Gather every line in the records below that contains the word "corresponde".

== PROVIDED RECORDS ==

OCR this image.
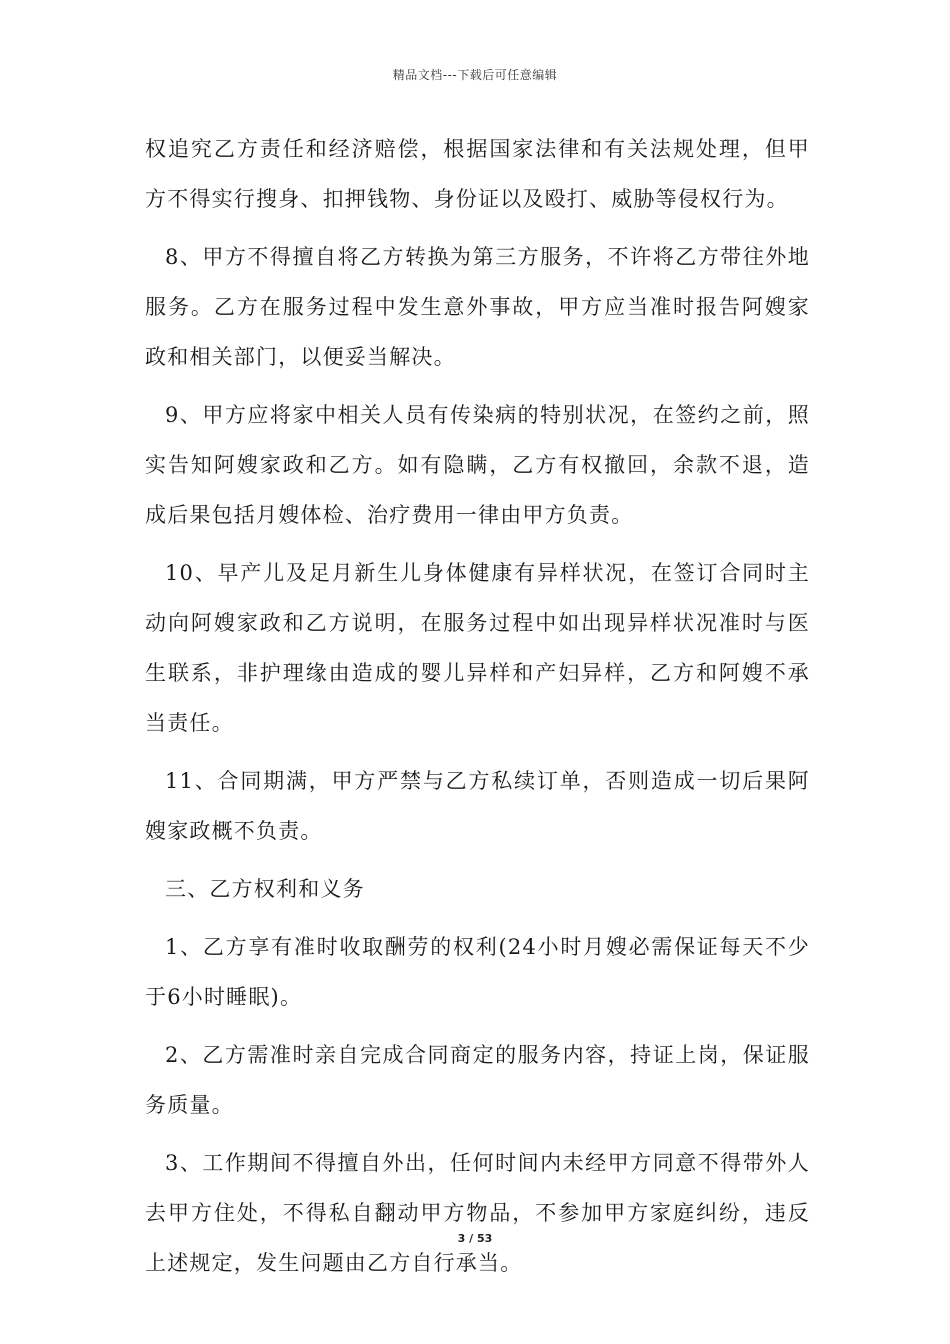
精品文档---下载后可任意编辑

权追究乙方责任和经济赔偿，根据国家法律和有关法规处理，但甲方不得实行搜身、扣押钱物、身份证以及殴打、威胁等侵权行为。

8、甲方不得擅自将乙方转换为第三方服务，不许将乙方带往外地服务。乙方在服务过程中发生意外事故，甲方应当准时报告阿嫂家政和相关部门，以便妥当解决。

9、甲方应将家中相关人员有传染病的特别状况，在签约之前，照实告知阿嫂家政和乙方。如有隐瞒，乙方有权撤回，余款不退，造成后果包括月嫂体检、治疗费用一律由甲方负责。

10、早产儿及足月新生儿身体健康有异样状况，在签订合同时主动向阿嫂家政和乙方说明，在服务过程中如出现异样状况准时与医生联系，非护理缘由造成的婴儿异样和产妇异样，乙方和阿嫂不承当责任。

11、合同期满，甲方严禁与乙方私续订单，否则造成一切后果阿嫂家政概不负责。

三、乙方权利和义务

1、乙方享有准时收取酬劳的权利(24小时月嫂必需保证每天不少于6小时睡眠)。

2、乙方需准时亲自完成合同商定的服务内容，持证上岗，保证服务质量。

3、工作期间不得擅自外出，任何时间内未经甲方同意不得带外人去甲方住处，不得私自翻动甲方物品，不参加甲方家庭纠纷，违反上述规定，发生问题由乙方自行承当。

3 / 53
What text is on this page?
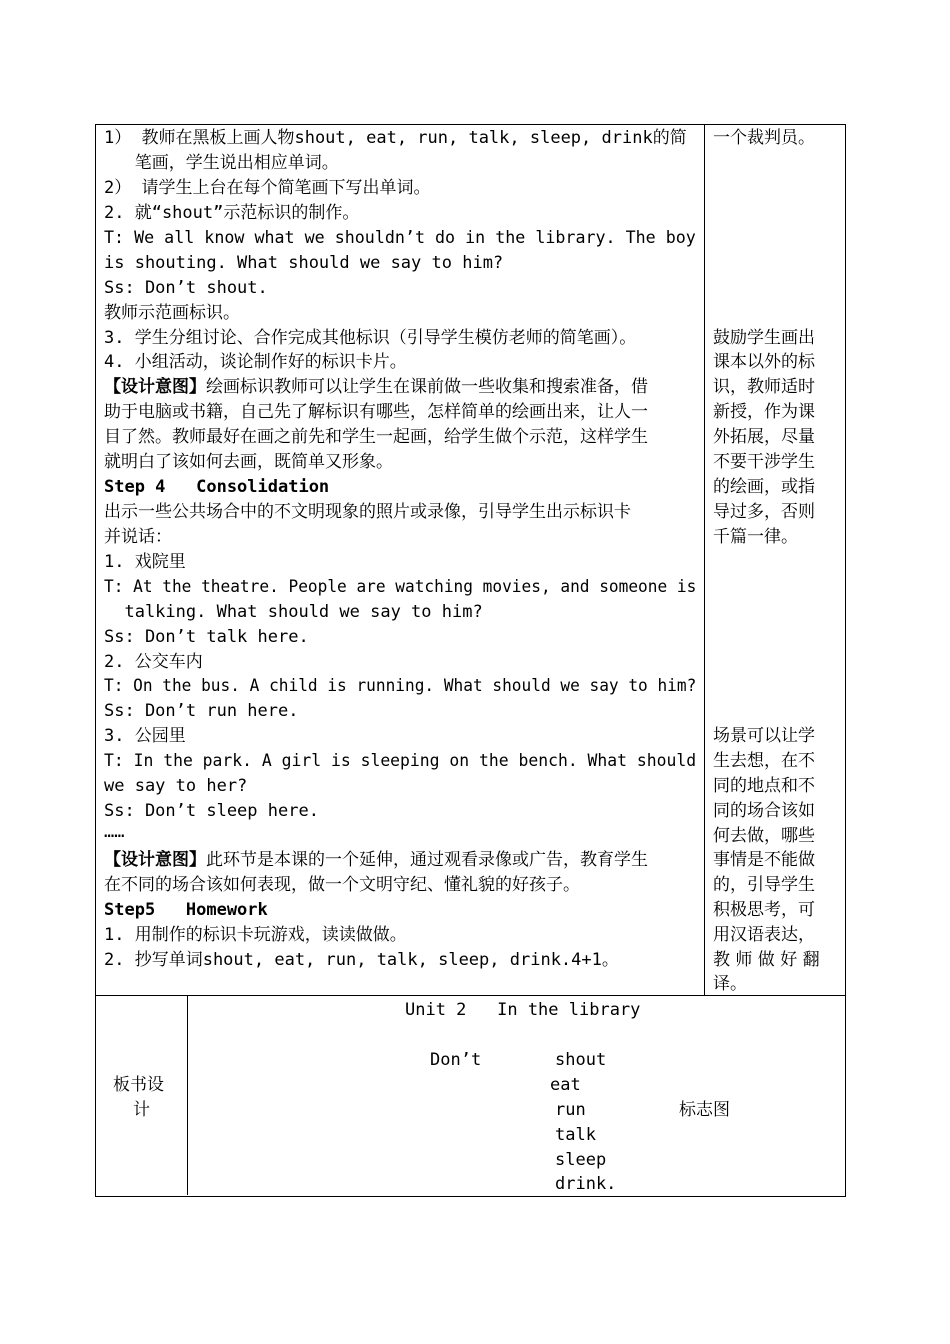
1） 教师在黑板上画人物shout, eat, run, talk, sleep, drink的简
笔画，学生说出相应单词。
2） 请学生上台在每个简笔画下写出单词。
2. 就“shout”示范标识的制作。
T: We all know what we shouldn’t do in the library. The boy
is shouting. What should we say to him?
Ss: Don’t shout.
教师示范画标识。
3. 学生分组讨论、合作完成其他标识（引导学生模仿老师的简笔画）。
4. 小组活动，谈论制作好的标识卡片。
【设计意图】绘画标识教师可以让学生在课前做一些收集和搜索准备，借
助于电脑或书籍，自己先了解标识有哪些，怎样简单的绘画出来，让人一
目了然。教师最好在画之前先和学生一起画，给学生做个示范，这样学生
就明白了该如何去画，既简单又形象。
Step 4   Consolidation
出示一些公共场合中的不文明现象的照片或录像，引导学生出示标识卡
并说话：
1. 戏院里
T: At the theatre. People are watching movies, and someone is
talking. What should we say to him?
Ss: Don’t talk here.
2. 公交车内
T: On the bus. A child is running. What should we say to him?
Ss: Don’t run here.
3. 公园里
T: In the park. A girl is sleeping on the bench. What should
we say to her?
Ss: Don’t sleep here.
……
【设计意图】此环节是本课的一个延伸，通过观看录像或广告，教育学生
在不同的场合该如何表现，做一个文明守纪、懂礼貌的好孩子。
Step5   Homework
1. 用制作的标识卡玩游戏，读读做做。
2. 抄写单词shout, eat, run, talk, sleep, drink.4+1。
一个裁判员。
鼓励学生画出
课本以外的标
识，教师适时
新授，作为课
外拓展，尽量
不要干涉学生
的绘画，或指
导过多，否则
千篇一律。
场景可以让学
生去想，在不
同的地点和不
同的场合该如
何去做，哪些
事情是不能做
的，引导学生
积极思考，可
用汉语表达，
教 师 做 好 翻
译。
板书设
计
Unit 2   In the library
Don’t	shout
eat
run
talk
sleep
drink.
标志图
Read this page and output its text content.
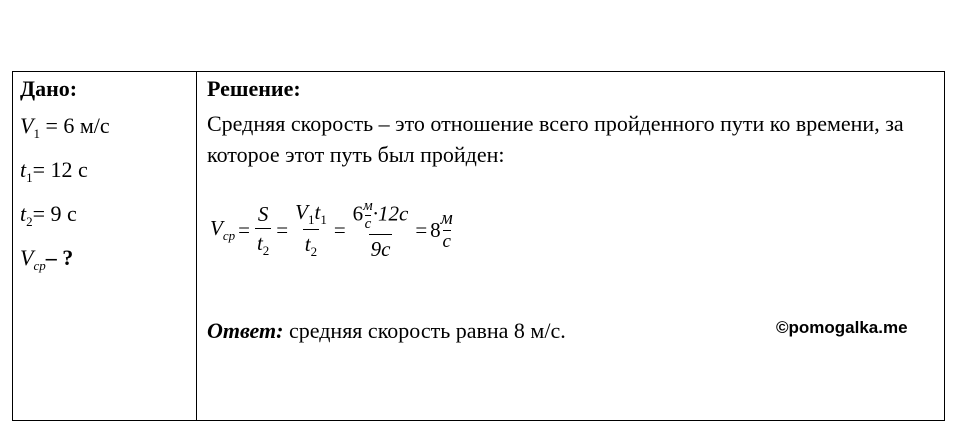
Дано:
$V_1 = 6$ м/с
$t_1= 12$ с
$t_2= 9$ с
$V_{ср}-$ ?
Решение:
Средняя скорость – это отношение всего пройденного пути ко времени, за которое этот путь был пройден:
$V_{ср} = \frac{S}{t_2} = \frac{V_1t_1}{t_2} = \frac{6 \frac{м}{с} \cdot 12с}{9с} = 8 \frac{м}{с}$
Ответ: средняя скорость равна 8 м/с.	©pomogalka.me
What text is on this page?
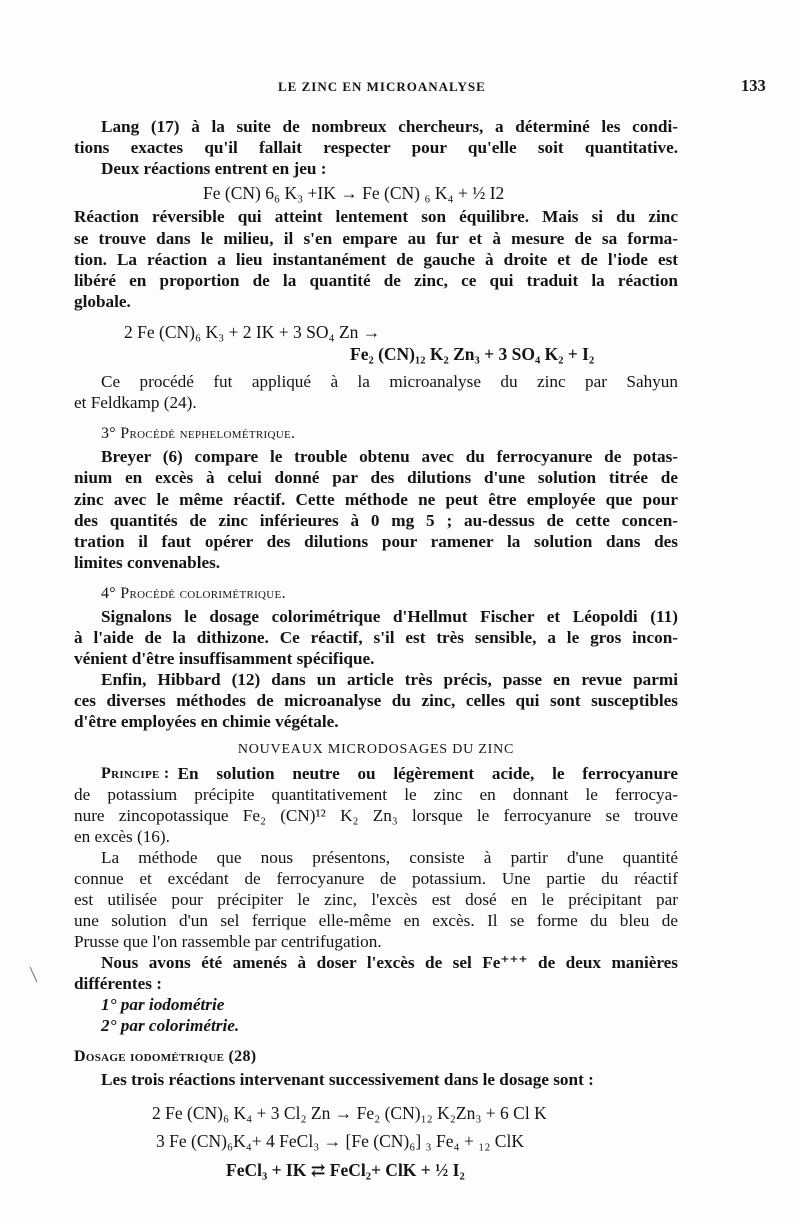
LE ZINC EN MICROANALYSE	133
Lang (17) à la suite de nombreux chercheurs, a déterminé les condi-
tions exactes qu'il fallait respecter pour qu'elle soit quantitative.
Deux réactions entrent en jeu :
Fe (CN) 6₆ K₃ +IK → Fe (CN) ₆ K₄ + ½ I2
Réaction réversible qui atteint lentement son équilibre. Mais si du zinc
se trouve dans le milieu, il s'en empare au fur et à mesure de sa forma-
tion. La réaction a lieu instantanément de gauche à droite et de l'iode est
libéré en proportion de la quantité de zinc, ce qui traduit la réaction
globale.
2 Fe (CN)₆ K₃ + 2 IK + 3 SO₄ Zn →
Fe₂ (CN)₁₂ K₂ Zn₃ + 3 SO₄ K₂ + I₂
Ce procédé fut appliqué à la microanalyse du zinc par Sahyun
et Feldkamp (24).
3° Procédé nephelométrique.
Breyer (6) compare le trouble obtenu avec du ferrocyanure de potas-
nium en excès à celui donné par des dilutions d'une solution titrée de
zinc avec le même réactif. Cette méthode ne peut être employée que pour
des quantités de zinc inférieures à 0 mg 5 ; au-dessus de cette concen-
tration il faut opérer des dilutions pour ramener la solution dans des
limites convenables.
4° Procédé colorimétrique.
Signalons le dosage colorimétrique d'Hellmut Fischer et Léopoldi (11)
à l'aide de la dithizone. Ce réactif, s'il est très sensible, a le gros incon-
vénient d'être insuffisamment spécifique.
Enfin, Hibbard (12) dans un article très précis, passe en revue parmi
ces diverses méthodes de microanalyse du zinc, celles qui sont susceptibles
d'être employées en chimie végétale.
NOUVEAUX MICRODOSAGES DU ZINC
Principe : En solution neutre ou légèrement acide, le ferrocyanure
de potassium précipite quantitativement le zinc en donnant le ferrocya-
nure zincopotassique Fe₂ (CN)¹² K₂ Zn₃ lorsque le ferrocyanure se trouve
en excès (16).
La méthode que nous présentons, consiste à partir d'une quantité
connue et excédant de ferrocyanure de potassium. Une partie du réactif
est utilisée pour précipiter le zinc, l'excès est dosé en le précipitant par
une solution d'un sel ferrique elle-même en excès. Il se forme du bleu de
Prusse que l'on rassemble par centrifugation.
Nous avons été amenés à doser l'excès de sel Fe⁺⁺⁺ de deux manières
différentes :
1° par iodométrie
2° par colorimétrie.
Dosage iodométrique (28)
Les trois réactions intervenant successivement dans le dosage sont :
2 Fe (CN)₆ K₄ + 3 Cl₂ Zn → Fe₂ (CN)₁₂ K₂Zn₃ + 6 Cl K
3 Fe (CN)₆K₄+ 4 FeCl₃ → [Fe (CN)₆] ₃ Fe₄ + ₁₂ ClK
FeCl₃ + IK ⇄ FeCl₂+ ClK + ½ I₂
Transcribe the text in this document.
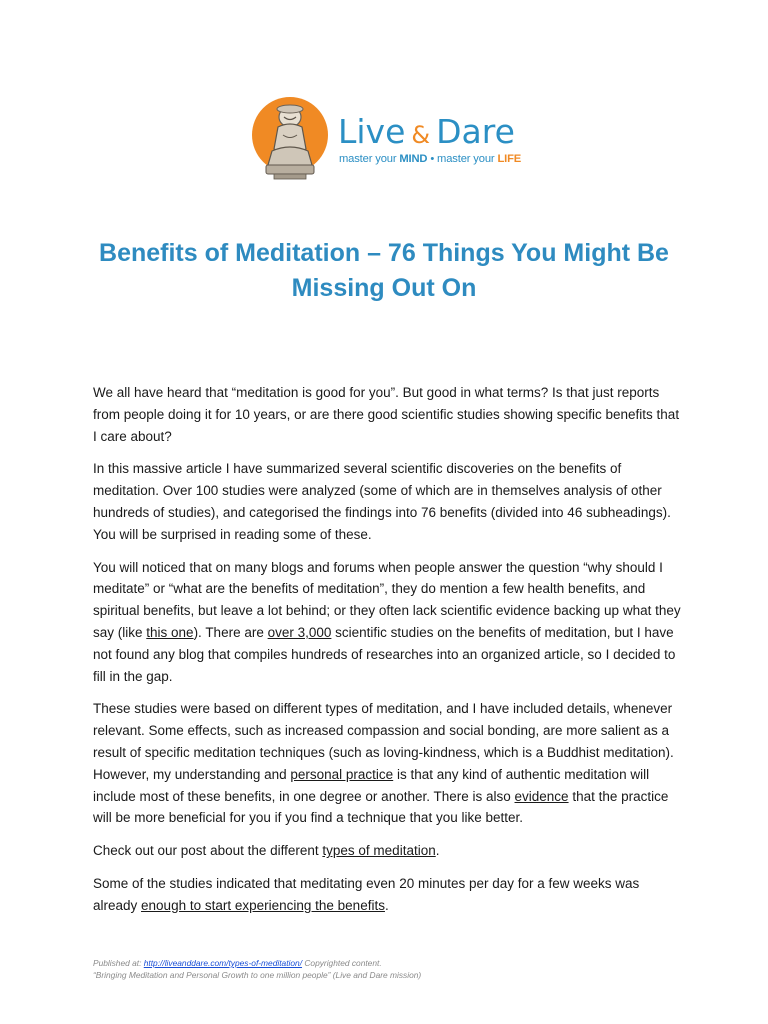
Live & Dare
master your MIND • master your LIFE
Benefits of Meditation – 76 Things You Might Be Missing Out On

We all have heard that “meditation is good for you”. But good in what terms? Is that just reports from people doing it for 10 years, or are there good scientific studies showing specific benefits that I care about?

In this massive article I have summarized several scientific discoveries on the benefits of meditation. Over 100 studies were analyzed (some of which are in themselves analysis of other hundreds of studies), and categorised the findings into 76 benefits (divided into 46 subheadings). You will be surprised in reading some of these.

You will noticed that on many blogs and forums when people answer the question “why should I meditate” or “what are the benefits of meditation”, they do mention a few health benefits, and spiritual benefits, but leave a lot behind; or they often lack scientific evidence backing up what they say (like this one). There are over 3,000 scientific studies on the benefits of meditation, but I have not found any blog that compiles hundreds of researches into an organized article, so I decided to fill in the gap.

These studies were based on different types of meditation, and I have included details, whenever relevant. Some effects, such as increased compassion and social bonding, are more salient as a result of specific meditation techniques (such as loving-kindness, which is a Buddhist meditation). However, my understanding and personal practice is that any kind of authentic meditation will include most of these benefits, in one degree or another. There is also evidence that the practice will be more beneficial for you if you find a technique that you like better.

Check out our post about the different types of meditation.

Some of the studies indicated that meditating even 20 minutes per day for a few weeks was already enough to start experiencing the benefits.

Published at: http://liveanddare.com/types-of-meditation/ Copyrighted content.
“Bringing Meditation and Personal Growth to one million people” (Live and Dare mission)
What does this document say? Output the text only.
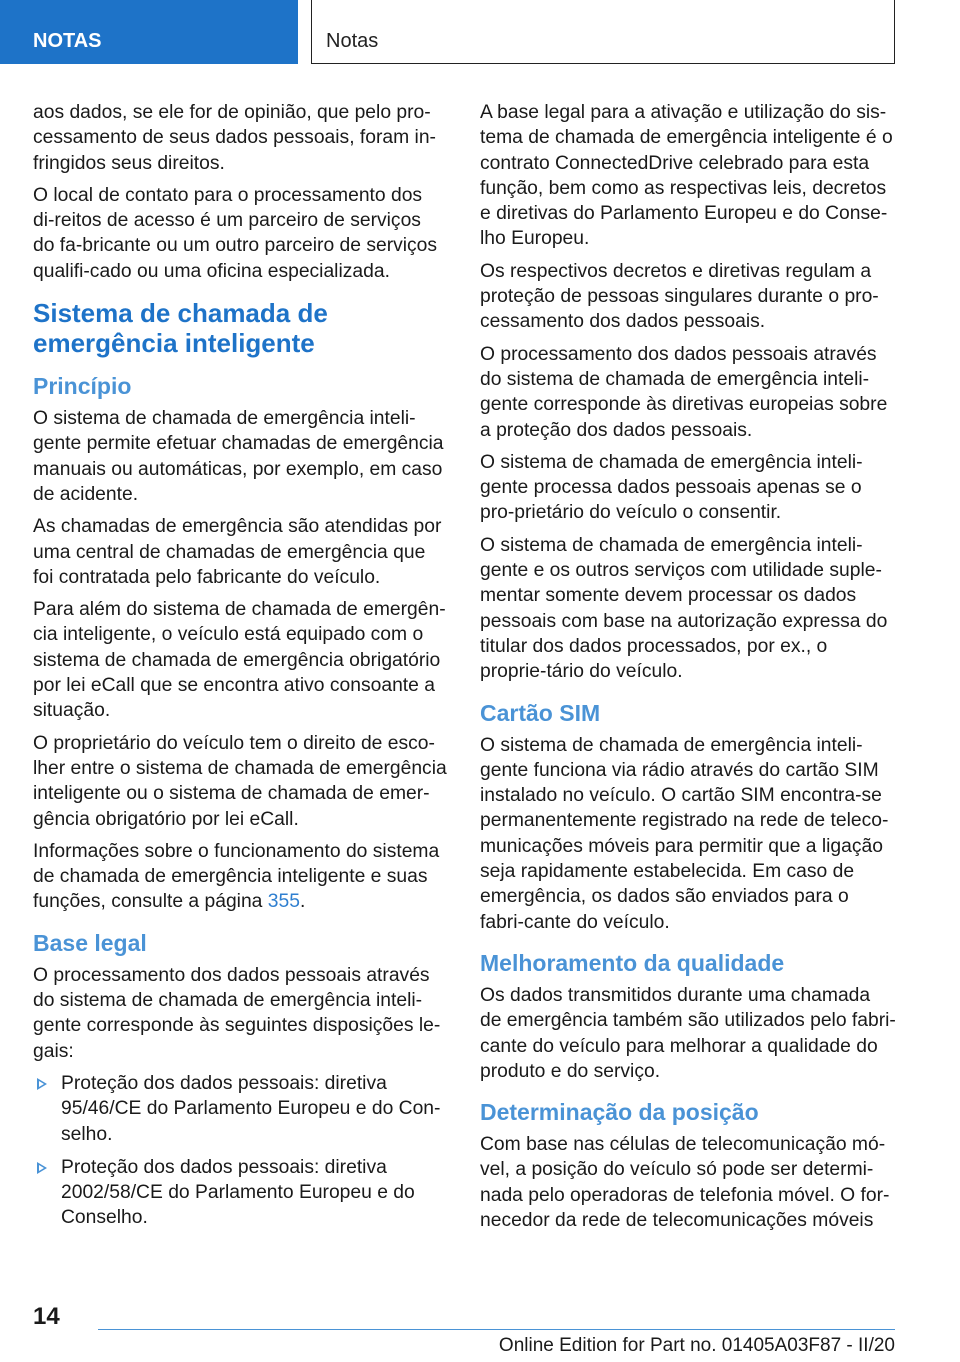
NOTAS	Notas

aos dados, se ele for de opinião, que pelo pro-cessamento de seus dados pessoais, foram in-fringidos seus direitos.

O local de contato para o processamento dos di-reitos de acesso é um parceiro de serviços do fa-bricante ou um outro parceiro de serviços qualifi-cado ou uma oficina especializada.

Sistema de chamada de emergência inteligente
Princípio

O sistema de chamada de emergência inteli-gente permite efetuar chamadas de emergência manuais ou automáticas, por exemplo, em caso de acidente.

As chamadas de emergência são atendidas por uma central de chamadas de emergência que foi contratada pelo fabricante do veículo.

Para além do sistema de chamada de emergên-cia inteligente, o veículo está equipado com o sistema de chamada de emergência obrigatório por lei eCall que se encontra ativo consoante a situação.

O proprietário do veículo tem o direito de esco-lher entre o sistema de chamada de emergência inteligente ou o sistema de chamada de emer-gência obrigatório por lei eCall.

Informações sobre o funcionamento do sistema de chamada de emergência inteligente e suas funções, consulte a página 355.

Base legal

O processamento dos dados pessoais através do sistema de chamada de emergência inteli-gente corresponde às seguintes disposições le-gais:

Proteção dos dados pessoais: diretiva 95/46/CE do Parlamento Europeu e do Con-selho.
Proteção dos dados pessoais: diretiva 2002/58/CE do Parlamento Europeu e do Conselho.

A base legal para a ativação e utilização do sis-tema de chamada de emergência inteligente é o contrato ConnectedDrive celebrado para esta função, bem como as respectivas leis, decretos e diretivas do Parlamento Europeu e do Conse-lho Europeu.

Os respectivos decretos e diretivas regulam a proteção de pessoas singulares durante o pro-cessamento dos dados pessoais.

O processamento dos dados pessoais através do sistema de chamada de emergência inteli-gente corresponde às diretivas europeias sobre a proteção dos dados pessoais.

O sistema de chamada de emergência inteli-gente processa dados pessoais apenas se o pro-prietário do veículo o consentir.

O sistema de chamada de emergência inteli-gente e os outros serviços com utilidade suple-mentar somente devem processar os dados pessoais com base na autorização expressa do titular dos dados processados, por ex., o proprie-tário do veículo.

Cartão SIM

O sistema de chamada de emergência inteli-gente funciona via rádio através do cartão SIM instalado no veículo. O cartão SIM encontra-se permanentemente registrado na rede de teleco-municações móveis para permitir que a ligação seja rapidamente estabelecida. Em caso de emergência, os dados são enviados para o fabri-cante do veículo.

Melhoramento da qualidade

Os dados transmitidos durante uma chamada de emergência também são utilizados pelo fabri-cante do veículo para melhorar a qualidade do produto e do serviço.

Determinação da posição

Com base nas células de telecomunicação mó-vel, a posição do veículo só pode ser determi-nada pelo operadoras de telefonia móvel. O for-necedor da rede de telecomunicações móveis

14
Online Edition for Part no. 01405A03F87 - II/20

===

FINISHED ANSWER
O processamento dos dados pessoais através do sistema de chamada de emergência inteli-gente corresponde às seguintes disposições le-gais:
O processamento dos dados pessoais através do sistema de chamada de emergência inteli-gente corresponde às diretivas europeias sobre a proteção dos dados pessoais.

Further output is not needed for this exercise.